§ DOCUMENT PASSAGE
There are not many ways to jazz up a black bar without it being distracting, so kudos to Samsung for trying.
Design
Once powered up, a translucent glowing valve in the centre of the bar brings some interest to the black façade.
Touch buttons positioned below determine volume and input source, and a bold, readable text display shines through the grille.
It’s a smart package, designed to stand up or lie flat. It can be strapped to your wall, but – either way – the cumbersome subwoofer needs a home.
The bar’s display, which disappears during playback for minimal disturbance, moves position according to the soundbar’s posture.
This Samsung is also available in silver should the black finish of our review unit not appeal.
There’s HDMI and an optical input, as well as an HDMI output to incorporate your home cinema components.

§ DATA LISTING
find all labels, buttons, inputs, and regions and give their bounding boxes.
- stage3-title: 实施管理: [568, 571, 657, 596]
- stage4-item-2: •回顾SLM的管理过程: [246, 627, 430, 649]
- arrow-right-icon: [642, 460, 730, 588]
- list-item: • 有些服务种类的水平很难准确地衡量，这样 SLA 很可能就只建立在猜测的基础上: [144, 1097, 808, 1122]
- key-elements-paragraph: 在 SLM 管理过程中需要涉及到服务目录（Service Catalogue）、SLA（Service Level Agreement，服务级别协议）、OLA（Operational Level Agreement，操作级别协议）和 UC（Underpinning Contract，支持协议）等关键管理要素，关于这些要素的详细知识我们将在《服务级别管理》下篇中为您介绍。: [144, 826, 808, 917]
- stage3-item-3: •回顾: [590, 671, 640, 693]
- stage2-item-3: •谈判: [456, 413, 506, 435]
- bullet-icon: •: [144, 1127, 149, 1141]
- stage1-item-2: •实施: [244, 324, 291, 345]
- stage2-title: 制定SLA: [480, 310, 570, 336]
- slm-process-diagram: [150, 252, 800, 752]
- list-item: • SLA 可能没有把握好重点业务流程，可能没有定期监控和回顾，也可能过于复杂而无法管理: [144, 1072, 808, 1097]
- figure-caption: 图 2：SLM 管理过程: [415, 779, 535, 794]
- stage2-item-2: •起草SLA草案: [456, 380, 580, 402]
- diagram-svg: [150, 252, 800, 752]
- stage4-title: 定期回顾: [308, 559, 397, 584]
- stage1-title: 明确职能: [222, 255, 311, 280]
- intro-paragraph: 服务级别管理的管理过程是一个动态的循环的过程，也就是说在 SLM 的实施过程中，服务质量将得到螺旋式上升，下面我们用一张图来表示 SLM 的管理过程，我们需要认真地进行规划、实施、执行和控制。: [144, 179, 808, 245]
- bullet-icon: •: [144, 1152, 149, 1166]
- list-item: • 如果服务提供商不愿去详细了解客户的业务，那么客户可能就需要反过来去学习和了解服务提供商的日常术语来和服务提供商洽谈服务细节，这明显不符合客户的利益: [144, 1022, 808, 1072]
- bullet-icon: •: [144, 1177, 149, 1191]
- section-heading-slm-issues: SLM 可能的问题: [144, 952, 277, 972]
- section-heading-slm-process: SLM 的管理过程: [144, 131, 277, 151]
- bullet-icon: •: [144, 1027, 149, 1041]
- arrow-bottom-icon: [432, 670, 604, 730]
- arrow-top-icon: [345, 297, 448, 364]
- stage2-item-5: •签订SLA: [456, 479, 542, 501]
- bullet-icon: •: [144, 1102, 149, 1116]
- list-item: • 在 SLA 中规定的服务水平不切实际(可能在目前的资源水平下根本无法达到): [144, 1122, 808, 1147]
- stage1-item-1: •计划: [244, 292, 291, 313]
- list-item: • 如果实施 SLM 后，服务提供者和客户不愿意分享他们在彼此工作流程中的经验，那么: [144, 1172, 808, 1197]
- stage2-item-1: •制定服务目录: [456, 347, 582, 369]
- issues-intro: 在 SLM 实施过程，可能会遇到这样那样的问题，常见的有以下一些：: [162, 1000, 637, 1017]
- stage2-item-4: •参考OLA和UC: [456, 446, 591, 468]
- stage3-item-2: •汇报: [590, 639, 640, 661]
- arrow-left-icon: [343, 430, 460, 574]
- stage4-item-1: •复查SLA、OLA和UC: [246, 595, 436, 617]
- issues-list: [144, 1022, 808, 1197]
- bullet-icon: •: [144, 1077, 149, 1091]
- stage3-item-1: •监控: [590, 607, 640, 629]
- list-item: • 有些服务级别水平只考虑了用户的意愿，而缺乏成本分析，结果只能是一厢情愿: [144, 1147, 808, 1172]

§ WHAT YOU WILL DO
Please resume the Samsung soundbar review with the next sentence after its final one.

§ RESPONSE BELOW
Bluetooth is allied to a 3.5mm and USB input to hook up your smartphone or portable device for music playback too. There’s also an input for the set-up mic, which fine-tunes sound to your room.
Start connecting cables and you’ll find it’s more awkward than it should be. Accommodating our HDMI cables into both output and input terminals is fiddly and makes it hard to lay the unit flat.
A well-equipped remote can be set up to control a Samsung TV too. If you don’t have one, though, a third of its buttons are idle and the more-the-merrier layout makes it seem unnecessarily cluttered.
Performance
A Blu-ray disc of Frankenweenie kicks off our testing and sound is very listenable. There are six equaliser sound modes to flick through (Music, News, Drama, Cinema, Sports and Gaming), but we prefer the standard setting.
There’s realistic scraping when chalk drags down slated board and a texture to the grass sound as a football rolls across it.
Finer details often fall between the cracks, though.
Load up Pacific Rim on Blu-ray and you have to perk up your ears to detect bicycle bells as they hurtle past pedestrians on the streets of Tokyo.
Without doubt, action-packed, explosive blockbusters are the Samsung’s strong point. It has a mammoth sound.
The sense of power as machinery clunks is colossal.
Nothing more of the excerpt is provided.